— Problem details —
Exclude the pictures and reproduce the remaining data exactly as written.

— Data for the task —
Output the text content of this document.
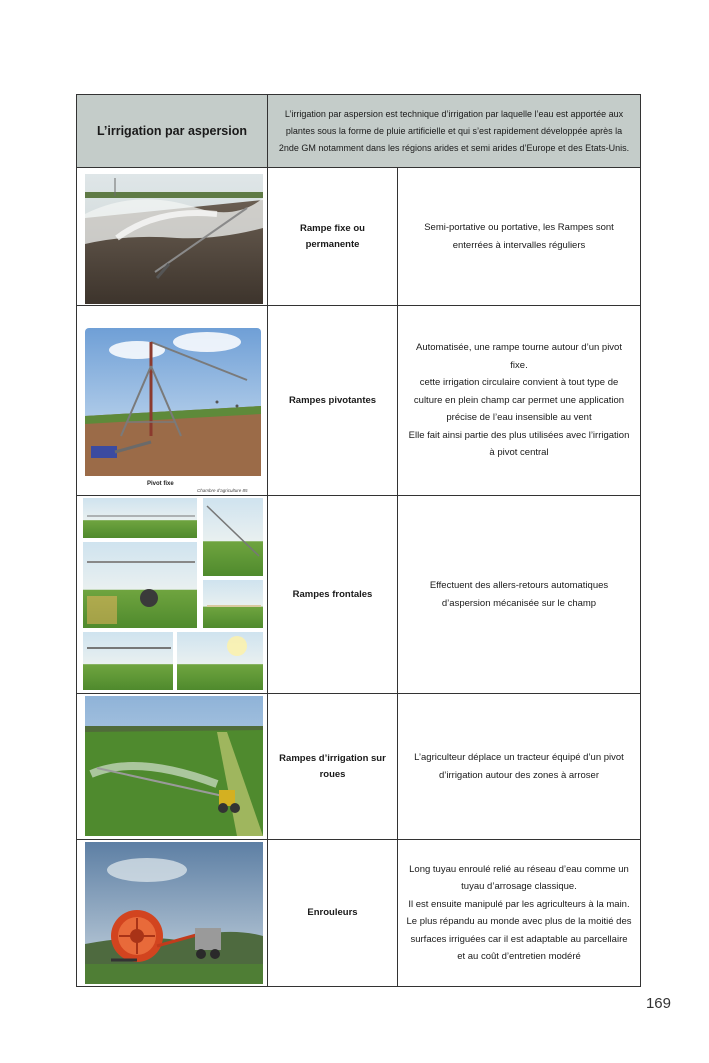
L’irrigation par aspersion	L’irrigation par aspersion est technique d’irrigation par laquelle l’eau est apportée aux plantes sous la forme de pluie artificielle et qui s’est rapidement développée après la 2nde GM notamment dans les régions arides et semi arides d’Europe et des Etats-Unis.	

	Rampe fixe ou permanente	Semi-portative ou portative, les Rampes sont enterrées à intervalles réguliers

Pivot fixe
Chambre d’agriculture 85	Rampes pivotantes	Automatisée, une rampe tourne autour d’un pivot fixe.
cette irrigation circulaire convient à tout type de culture en plein champ car permet une application précise de l’eau insensible au vent
Elle fait ainsi partie des plus utilisées avec l’irrigation à pivot central

	Rampes frontales	Effectuent des allers-retours automatiques d’aspersion mécanisée sur le champ

	Rampes d’irrigation sur roues	L’agriculteur déplace un tracteur équipé d’un pivot d’irrigation autour des zones à arroser

	Enrouleurs	Long tuyau enroulé relié au réseau d’eau comme un tuyau d’arrosage classique.
Il est ensuite manipulé par les agriculteurs à la main.
Le plus répandu au monde avec plus de la moitié des surfaces irriguées car il est adaptable au parcellaire et au coût d’entretien modéré
169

— Response to this task —
Output the text content of this document.
L’irrigation par aspersion	L’irrigation par aspersion est technique d’irrigation par laquelle l’eau est apportée aux plantes sous la forme de pluie artificielle et qui s’est rapidement développée après la 2nde GM notamment dans les régions arides et semi arides d’Europe et des Etats-Unis.	

	Rampe fixe ou permanente	Semi-portative ou portative, les Rampes sont enterrées à intervalles réguliers

Pivot fixe
Chambre d’agriculture 85	Rampes pivotantes	Automatisée, une rampe tourne autour d’un pivot fixe.
cette irrigation circulaire convient à tout type de culture en plein champ car permet une application précise de l’eau insensible au vent
Elle fait ainsi partie des plus utilisées avec l’irrigation à pivot central

	Rampes frontales	Effectuent des allers-retours automatiques d’aspersion mécanisée sur le champ

	Rampes d’irrigation sur roues	L’agriculteur déplace un tracteur équipé d’un pivot d’irrigation autour des zones à arroser

	Enrouleurs	Long tuyau enroulé relié au réseau d’eau comme un tuyau d’arrosage classique.
Il est ensuite manipulé par les agriculteurs à la main.
Le plus répandu au monde avec plus de la moitié des surfaces irriguées car il est adaptable au parcellaire et au coût d’entretien modéré
169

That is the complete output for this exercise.